>>
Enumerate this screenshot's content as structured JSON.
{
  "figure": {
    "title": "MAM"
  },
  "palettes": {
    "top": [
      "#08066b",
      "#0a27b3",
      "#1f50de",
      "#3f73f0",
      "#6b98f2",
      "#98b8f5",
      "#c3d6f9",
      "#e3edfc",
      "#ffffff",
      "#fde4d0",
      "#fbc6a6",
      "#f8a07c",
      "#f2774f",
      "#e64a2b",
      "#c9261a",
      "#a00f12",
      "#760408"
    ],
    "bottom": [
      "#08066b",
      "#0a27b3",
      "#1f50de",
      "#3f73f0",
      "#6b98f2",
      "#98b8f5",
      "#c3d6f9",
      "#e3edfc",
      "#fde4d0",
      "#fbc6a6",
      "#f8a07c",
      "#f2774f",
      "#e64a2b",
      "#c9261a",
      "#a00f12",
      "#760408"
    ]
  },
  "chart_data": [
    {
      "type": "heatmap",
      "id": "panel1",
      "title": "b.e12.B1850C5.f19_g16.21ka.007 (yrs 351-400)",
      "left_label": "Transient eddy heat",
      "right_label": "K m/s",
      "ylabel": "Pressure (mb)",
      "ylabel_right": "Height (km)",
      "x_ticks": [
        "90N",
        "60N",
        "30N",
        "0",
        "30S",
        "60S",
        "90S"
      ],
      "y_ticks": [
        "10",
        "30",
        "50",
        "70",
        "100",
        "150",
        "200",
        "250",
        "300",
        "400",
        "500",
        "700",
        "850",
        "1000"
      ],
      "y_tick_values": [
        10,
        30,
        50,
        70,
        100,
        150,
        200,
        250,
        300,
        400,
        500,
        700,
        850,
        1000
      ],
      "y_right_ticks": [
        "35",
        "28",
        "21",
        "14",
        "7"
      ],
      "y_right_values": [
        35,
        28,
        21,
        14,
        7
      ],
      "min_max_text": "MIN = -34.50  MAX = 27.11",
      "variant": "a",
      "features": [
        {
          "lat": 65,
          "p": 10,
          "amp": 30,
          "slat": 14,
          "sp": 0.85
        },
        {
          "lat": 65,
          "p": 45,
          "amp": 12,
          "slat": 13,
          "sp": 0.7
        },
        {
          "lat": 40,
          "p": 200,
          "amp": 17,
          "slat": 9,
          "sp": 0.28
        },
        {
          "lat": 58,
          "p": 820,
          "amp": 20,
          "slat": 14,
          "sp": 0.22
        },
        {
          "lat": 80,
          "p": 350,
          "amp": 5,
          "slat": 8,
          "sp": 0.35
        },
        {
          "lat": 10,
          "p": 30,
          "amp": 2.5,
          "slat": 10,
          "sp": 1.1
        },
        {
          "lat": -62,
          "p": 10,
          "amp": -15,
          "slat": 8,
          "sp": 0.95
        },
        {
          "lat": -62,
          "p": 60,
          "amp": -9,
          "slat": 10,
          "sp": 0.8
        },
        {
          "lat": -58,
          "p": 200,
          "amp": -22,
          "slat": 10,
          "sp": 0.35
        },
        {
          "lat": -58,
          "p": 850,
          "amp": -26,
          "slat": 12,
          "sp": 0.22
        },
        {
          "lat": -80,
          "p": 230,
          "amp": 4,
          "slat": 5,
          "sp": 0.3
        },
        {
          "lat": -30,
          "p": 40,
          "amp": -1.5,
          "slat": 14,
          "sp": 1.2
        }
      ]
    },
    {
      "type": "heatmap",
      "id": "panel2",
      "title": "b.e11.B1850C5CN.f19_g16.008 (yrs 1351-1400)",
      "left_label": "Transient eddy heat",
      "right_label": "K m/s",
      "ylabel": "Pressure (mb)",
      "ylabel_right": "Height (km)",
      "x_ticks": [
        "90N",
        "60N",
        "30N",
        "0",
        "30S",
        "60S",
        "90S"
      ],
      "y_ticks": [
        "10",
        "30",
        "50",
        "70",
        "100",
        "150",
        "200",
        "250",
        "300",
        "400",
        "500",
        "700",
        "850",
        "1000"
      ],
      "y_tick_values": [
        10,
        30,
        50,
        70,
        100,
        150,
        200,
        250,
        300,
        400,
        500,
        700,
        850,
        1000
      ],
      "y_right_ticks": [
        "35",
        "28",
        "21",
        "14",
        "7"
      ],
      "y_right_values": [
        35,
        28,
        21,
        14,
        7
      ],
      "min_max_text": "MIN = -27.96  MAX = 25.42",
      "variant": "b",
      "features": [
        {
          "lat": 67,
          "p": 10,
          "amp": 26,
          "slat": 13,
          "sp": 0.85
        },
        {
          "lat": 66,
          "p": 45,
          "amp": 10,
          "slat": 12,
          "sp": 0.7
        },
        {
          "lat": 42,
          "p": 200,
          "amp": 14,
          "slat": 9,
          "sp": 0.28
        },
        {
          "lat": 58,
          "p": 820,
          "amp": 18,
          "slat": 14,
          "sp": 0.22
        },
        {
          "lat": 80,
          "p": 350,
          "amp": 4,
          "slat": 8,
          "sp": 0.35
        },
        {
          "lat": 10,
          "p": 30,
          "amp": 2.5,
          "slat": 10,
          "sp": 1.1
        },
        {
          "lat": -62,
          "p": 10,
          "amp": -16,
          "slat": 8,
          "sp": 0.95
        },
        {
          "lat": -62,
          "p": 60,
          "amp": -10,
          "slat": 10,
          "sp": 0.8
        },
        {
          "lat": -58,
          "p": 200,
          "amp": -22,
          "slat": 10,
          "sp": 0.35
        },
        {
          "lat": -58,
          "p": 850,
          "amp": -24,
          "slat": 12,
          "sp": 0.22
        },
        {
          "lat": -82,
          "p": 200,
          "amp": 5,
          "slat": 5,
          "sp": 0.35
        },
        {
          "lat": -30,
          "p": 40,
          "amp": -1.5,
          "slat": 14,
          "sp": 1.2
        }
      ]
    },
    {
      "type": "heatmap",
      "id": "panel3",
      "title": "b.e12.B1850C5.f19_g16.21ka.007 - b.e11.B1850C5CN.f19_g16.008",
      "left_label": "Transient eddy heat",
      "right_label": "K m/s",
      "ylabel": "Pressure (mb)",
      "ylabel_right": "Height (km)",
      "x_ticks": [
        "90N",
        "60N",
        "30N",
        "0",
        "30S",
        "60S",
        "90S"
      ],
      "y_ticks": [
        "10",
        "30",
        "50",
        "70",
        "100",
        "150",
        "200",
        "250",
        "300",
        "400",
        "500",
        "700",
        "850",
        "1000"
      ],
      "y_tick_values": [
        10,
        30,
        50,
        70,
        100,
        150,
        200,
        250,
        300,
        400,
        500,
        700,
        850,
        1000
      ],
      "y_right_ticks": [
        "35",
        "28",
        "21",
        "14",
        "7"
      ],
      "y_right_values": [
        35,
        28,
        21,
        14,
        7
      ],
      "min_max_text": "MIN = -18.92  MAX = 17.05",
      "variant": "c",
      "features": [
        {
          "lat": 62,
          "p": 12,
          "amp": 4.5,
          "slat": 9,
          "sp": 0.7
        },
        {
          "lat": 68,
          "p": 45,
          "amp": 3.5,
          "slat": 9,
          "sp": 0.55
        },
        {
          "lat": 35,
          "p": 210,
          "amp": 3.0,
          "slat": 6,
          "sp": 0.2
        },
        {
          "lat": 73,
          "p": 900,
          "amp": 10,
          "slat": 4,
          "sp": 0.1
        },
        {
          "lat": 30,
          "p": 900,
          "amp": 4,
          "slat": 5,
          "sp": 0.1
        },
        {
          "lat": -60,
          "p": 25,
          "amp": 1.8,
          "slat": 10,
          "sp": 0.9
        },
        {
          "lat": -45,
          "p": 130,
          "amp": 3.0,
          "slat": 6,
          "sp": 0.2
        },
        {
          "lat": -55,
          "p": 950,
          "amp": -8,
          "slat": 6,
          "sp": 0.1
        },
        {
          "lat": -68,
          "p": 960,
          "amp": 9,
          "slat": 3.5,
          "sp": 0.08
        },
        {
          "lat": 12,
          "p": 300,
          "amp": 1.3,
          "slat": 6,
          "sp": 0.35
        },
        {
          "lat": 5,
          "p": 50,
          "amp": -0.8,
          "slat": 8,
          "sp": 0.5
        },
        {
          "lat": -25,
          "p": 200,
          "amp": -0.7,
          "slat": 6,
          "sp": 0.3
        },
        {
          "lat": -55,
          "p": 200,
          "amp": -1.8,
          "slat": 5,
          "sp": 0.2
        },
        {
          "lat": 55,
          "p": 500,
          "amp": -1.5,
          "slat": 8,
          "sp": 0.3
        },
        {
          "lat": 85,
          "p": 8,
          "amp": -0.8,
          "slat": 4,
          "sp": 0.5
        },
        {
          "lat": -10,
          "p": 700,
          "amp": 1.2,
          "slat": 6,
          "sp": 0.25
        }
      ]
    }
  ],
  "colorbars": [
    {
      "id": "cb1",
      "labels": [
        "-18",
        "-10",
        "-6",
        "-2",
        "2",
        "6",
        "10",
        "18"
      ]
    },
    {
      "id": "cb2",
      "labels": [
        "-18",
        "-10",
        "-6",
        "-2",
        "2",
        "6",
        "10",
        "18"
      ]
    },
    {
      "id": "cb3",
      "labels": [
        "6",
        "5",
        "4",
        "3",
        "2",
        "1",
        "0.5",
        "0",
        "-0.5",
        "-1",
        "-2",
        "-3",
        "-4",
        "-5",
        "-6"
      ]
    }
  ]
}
<<
▶ [YOUR GOAL] Collect each line containing the string "title".

▶ [RESPONSE]
    "title": "MAM"
      "title": "b.e12.B1850C5.f19_g16.21ka.007 (yrs 351-400)",
      "title": "b.e11.B1850C5CN.f19_g16.008 (yrs 1351-1400)",
      "title": "b.e12.B1850C5.f19_g16.21ka.007 - b.e11.B1850C5CN.f19_g16.008",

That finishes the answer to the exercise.